What you need to do -> Where a line holds the word "this", copy that line.

Stored entries ->

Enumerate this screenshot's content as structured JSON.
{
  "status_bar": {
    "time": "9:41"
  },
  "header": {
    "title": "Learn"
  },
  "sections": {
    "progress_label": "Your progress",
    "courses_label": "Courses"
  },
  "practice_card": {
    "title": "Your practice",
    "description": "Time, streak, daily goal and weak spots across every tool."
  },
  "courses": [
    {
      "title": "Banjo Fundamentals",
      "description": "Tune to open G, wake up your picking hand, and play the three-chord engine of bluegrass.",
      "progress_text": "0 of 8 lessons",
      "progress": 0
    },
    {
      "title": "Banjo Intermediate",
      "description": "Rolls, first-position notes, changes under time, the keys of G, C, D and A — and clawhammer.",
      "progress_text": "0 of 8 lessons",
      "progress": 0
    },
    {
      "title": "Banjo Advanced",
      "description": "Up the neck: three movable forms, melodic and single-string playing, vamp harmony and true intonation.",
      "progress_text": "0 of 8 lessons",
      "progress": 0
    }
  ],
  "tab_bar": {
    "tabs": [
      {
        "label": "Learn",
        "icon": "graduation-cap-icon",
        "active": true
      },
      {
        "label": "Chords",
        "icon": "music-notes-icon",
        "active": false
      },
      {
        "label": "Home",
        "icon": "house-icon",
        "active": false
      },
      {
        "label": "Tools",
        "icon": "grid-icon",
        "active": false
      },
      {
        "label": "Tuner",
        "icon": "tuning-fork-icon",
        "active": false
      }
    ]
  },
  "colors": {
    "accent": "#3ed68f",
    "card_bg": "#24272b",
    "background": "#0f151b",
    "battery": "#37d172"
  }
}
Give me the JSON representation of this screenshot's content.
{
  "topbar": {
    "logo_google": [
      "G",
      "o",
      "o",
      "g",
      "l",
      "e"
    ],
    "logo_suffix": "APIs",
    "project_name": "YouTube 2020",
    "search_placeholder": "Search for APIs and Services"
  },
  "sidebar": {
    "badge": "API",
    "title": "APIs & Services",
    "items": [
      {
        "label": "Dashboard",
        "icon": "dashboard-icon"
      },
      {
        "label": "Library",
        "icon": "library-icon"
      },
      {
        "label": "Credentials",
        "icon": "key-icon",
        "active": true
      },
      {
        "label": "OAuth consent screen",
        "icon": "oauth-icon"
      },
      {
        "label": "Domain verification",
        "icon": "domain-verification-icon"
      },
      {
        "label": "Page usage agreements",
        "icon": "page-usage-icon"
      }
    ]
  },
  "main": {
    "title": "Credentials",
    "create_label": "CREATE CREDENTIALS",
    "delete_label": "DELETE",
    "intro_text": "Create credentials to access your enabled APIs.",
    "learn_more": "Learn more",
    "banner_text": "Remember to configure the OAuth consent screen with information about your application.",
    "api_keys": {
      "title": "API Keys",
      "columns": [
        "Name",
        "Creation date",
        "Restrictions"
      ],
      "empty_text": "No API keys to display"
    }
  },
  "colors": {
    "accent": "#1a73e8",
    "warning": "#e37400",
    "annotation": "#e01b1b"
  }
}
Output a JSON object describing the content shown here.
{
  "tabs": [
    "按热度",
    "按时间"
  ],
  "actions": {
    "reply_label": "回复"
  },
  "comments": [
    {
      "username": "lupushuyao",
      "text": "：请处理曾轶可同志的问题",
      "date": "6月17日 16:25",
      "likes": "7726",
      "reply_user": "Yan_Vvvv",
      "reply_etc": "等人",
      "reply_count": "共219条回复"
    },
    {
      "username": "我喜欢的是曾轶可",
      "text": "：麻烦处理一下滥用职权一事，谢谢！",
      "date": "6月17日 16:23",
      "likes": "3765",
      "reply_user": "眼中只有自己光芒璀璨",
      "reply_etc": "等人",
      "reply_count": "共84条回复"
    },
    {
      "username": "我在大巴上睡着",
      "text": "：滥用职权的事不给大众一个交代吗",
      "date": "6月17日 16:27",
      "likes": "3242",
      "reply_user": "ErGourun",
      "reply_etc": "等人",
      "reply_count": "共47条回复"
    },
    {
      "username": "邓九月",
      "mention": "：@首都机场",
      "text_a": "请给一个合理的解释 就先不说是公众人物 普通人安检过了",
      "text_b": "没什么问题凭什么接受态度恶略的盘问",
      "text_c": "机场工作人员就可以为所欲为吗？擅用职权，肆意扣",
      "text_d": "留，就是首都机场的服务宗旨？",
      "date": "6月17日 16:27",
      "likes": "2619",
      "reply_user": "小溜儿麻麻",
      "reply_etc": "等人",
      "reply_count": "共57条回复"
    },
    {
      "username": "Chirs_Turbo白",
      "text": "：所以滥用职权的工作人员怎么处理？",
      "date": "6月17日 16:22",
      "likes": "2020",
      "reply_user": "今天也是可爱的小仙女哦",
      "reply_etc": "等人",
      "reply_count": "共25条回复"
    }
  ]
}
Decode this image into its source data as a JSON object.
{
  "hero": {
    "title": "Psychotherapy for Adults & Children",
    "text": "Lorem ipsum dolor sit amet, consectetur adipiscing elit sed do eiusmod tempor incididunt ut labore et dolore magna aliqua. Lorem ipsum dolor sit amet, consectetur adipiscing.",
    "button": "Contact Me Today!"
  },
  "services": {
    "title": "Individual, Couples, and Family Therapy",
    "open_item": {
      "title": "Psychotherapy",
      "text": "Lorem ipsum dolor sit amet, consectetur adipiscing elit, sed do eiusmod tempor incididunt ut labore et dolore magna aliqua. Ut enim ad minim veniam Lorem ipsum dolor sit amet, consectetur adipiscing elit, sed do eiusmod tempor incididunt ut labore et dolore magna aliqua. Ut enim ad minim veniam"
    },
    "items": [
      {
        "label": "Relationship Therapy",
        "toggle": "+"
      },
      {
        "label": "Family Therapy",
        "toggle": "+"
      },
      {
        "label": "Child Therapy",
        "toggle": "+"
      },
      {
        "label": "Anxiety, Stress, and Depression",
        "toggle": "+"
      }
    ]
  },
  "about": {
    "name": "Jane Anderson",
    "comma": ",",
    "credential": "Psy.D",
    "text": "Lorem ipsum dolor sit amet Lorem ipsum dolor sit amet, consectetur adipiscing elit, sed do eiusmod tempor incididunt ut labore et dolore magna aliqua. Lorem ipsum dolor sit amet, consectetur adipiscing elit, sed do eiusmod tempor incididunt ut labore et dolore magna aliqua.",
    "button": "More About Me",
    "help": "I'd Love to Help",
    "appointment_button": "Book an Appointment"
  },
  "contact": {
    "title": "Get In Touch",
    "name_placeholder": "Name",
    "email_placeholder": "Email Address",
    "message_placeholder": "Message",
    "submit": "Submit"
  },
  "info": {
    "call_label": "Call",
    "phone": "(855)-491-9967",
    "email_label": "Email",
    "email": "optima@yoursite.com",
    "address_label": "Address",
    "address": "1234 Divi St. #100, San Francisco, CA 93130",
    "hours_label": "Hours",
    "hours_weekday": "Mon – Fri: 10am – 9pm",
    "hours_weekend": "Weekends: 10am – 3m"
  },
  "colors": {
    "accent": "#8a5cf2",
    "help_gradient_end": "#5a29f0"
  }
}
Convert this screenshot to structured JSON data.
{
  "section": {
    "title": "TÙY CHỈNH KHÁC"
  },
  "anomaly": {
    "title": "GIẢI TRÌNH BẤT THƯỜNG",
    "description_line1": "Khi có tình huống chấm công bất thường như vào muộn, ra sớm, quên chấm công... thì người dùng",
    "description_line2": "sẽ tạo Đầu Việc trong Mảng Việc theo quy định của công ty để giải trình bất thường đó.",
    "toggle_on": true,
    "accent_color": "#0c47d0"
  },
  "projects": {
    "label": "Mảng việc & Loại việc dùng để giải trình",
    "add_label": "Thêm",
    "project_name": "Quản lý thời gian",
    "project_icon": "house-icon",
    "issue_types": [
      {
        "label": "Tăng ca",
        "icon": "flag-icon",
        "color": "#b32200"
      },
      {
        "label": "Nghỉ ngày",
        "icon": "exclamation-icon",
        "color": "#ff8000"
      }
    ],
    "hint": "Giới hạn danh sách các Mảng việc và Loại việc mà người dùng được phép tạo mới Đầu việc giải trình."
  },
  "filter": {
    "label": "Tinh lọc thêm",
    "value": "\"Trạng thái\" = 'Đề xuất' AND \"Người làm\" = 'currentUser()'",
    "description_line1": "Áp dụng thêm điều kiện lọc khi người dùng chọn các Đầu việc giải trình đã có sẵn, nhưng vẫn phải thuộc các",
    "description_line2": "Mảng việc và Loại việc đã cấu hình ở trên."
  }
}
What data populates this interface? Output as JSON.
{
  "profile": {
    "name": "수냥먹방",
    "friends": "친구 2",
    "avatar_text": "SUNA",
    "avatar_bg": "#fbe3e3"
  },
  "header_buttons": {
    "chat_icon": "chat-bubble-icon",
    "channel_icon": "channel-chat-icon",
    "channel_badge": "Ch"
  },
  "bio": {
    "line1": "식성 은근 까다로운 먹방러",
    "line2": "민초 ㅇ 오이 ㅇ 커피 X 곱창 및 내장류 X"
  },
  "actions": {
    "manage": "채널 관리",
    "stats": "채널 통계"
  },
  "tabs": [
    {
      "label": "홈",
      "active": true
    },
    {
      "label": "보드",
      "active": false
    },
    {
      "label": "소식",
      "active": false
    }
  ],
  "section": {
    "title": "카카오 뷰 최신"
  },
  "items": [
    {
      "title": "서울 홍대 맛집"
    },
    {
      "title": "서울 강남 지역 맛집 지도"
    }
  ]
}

Right answer ->
Enumerate this screenshot's content as structured JSON.
Give me the JSON representation of this screenshot's content.
Decode this image into its source data as a JSON object.
Convert this screenshot to structured JSON data.
What data populates this interface? Output as JSON.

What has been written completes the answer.